▶ _YOUR INSTRUCTIONS_: Write the material out again exactly as it stands.

▶ _DATASET ROWS_:
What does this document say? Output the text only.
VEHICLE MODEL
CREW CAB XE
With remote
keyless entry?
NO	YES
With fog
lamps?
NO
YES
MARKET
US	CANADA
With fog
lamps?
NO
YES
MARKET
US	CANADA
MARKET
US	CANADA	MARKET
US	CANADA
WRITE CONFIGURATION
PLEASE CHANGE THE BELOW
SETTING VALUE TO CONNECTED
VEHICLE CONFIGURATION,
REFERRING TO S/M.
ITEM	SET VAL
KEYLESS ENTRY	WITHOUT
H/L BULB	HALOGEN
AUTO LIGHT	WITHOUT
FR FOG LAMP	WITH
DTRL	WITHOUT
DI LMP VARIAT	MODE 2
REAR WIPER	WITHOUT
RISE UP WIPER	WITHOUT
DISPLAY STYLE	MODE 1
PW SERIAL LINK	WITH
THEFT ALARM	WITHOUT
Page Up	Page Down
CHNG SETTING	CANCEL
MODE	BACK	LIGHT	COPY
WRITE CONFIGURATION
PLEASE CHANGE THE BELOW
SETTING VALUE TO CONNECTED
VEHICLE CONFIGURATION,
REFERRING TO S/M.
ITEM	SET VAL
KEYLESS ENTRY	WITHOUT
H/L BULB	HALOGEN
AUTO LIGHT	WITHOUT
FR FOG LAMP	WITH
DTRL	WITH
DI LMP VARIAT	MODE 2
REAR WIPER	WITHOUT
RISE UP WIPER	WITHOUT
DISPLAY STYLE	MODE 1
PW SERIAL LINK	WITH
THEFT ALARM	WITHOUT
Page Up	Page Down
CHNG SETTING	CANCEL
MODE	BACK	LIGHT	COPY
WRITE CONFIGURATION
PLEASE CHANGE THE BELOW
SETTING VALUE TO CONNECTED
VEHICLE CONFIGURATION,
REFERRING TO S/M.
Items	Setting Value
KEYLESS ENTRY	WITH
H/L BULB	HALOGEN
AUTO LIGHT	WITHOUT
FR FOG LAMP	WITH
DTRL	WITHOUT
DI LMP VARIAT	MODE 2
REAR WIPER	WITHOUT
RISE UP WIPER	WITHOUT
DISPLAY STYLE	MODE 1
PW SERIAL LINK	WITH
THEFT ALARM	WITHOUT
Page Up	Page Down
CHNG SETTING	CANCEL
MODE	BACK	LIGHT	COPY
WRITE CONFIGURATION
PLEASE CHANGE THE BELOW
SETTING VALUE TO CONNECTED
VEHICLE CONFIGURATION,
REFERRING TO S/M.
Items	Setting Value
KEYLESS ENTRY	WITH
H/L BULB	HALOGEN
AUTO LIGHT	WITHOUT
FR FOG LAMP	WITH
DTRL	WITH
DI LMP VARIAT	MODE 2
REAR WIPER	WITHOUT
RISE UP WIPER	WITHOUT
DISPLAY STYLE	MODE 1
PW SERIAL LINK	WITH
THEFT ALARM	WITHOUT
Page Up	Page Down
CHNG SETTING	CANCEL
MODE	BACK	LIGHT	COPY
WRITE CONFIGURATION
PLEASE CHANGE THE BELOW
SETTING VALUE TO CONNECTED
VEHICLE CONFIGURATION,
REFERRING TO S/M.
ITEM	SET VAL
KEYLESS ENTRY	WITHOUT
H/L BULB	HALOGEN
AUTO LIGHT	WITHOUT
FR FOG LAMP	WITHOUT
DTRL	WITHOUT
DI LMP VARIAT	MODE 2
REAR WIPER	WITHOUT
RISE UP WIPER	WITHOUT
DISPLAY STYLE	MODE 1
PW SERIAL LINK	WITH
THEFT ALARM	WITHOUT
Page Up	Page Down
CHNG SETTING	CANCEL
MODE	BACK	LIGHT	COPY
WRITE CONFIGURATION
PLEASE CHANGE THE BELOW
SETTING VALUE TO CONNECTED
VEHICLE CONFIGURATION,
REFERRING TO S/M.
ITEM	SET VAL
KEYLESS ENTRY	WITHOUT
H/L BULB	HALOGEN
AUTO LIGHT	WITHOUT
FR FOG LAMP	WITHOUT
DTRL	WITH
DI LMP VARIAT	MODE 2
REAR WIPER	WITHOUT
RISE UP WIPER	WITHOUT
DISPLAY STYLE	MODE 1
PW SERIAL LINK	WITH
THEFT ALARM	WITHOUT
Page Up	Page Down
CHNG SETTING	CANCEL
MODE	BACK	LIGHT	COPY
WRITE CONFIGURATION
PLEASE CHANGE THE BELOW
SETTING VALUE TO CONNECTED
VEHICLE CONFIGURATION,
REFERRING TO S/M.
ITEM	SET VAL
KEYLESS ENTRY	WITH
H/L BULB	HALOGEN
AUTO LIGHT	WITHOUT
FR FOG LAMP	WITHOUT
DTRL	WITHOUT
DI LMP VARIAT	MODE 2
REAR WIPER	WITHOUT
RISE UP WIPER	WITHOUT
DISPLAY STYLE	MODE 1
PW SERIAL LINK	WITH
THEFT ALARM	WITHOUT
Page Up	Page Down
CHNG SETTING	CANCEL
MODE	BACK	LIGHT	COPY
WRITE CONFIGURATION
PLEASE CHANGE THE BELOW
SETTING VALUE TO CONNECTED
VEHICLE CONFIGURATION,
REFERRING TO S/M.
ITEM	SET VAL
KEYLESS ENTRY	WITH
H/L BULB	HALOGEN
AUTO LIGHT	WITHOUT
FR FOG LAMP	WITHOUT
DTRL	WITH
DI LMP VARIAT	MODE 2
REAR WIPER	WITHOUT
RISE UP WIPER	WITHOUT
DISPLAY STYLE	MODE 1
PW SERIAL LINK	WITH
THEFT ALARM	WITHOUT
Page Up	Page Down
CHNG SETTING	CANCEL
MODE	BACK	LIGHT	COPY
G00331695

▶ _THE REPLY_:
What does this document say? Output the text only.
VEHICLE MODEL
CREW CAB XE
With remote
keyless entry?
NO	YES
With fog
lamps?
NO
YES
MARKET
US	CANADA
With fog
lamps?
NO
YES
MARKET
US	CANADA
MARKET
US	CANADA	MARKET
US	CANADA
WRITE CONFIGURATION
PLEASE CHANGE THE BELOW
SETTING VALUE TO CONNECTED
VEHICLE CONFIGURATION,
REFERRING TO S/M.
ITEM	SET VAL
KEYLESS ENTRY	WITHOUT
H/L BULB	HALOGEN
AUTO LIGHT	WITHOUT
FR FOG LAMP	WITH
DTRL	WITHOUT
DI LMP VARIAT	MODE 2
REAR WIPER	WITHOUT
RISE UP WIPER	WITHOUT
DISPLAY STYLE	MODE 1
PW SERIAL LINK	WITH
THEFT ALARM	WITHOUT
Page Up	Page Down
CHNG SETTING	CANCEL
MODE	BACK	LIGHT	COPY
WRITE CONFIGURATION
PLEASE CHANGE THE BELOW
SETTING VALUE TO CONNECTED
VEHICLE CONFIGURATION,
REFERRING TO S/M.
ITEM	SET VAL
KEYLESS ENTRY	WITHOUT
H/L BULB	HALOGEN
AUTO LIGHT	WITHOUT
FR FOG LAMP	WITH
DTRL	WITH
DI LMP VARIAT	MODE 2
REAR WIPER	WITHOUT
RISE UP WIPER	WITHOUT
DISPLAY STYLE	MODE 1
PW SERIAL LINK	WITH
THEFT ALARM	WITHOUT
Page Up	Page Down
CHNG SETTING	CANCEL
MODE	BACK	LIGHT	COPY
WRITE CONFIGURATION
PLEASE CHANGE THE BELOW
SETTING VALUE TO CONNECTED
VEHICLE CONFIGURATION,
REFERRING TO S/M.
Items	Setting Value
KEYLESS ENTRY	WITH
H/L BULB	HALOGEN
AUTO LIGHT	WITHOUT
FR FOG LAMP	WITH
DTRL	WITHOUT
DI LMP VARIAT	MODE 2
REAR WIPER	WITHOUT
RISE UP WIPER	WITHOUT
DISPLAY STYLE	MODE 1
PW SERIAL LINK	WITH
THEFT ALARM	WITHOUT
Page Up	Page Down
CHNG SETTING	CANCEL
MODE	BACK	LIGHT	COPY
WRITE CONFIGURATION
PLEASE CHANGE THE BELOW
SETTING VALUE TO CONNECTED
VEHICLE CONFIGURATION,
REFERRING TO S/M.
Items	Setting Value
KEYLESS ENTRY	WITH
H/L BULB	HALOGEN
AUTO LIGHT	WITHOUT
FR FOG LAMP	WITH
DTRL	WITH
DI LMP VARIAT	MODE 2
REAR WIPER	WITHOUT
RISE UP WIPER	WITHOUT
DISPLAY STYLE	MODE 1
PW SERIAL LINK	WITH
THEFT ALARM	WITHOUT
Page Up	Page Down
CHNG SETTING	CANCEL
MODE	BACK	LIGHT	COPY
WRITE CONFIGURATION
PLEASE CHANGE THE BELOW
SETTING VALUE TO CONNECTED
VEHICLE CONFIGURATION,
REFERRING TO S/M.
ITEM	SET VAL
KEYLESS ENTRY	WITHOUT
H/L BULB	HALOGEN
AUTO LIGHT	WITHOUT
FR FOG LAMP	WITHOUT
DTRL	WITHOUT
DI LMP VARIAT	MODE 2
REAR WIPER	WITHOUT
RISE UP WIPER	WITHOUT
DISPLAY STYLE	MODE 1
PW SERIAL LINK	WITH
THEFT ALARM	WITHOUT
Page Up	Page Down
CHNG SETTING	CANCEL
MODE	BACK	LIGHT	COPY
WRITE CONFIGURATION
PLEASE CHANGE THE BELOW
SETTING VALUE TO CONNECTED
VEHICLE CONFIGURATION,
REFERRING TO S/M.
ITEM	SET VAL
KEYLESS ENTRY	WITHOUT
H/L BULB	HALOGEN
AUTO LIGHT	WITHOUT
FR FOG LAMP	WITHOUT
DTRL	WITH
DI LMP VARIAT	MODE 2
REAR WIPER	WITHOUT
RISE UP WIPER	WITHOUT
DISPLAY STYLE	MODE 1
PW SERIAL LINK	WITH
THEFT ALARM	WITHOUT
Page Up	Page Down
CHNG SETTING	CANCEL
MODE	BACK	LIGHT	COPY
WRITE CONFIGURATION
PLEASE CHANGE THE BELOW
SETTING VALUE TO CONNECTED
VEHICLE CONFIGURATION,
REFERRING TO S/M.
ITEM	SET VAL
KEYLESS ENTRY	WITH
H/L BULB	HALOGEN
AUTO LIGHT	WITHOUT
FR FOG LAMP	WITHOUT
DTRL	WITHOUT
DI LMP VARIAT	MODE 2
REAR WIPER	WITHOUT
RISE UP WIPER	WITHOUT
DISPLAY STYLE	MODE 1
PW SERIAL LINK	WITH
THEFT ALARM	WITHOUT
Page Up	Page Down
CHNG SETTING	CANCEL
MODE	BACK	LIGHT	COPY
WRITE CONFIGURATION
PLEASE CHANGE THE BELOW
SETTING VALUE TO CONNECTED
VEHICLE CONFIGURATION,
REFERRING TO S/M.
ITEM	SET VAL
KEYLESS ENTRY	WITH
H/L BULB	HALOGEN
AUTO LIGHT	WITHOUT
FR FOG LAMP	WITHOUT
DTRL	WITH
DI LMP VARIAT	MODE 2
REAR WIPER	WITHOUT
RISE UP WIPER	WITHOUT
DISPLAY STYLE	MODE 1
PW SERIAL LINK	WITH
THEFT ALARM	WITHOUT
Page Up	Page Down
CHNG SETTING	CANCEL
MODE	BACK	LIGHT	COPY
G00331695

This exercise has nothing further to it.